## GIVEN PROBLEM
Extract every line that contains the string "characters".

==== PROVIDED INFORMATION

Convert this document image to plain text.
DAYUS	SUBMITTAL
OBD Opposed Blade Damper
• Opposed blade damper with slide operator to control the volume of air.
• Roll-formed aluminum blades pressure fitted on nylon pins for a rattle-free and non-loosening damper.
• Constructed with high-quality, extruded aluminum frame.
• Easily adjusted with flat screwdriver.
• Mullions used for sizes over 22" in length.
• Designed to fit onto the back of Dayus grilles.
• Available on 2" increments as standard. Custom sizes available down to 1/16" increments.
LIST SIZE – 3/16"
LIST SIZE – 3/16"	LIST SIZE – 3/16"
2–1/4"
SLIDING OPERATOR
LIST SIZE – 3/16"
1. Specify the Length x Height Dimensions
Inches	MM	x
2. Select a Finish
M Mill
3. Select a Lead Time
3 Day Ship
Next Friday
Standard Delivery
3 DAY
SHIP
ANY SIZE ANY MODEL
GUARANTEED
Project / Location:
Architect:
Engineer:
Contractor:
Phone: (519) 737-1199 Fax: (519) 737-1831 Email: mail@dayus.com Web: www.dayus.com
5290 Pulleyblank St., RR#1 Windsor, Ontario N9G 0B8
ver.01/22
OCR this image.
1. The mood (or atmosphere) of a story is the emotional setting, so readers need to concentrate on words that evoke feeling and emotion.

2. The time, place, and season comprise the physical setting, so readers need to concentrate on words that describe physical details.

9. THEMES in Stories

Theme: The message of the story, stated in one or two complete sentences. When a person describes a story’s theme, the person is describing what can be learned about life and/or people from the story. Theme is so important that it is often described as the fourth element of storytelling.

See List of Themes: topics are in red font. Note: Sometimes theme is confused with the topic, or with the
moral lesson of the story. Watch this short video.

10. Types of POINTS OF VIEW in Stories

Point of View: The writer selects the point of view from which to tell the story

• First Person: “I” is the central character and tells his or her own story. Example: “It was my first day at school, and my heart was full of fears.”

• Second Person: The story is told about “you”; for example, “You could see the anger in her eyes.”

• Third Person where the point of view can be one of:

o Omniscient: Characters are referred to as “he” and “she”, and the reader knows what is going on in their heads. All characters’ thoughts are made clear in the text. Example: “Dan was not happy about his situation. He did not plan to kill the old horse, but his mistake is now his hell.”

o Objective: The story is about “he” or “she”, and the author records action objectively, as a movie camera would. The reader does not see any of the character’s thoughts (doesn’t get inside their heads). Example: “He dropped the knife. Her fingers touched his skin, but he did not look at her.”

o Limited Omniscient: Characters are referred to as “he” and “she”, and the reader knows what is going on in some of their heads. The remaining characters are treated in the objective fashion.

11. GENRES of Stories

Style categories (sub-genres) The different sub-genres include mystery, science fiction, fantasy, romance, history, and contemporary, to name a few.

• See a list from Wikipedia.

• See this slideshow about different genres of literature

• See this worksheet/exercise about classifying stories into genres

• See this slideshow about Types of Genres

========

## EXERCISE RESULT
o Omniscient: Characters are referred to as “he” and “she”, and the reader knows what is going on in their heads. All characters’ thoughts are made clear in the text. Example: “Dan was not happy about his situation. He did not plan to kill the old horse, but his mistake is now his hell.”
o Limited Omniscient: Characters are referred to as “he” and “she”, and the reader knows what is going on in some of their heads. The remaining characters are treated in the objective fashion.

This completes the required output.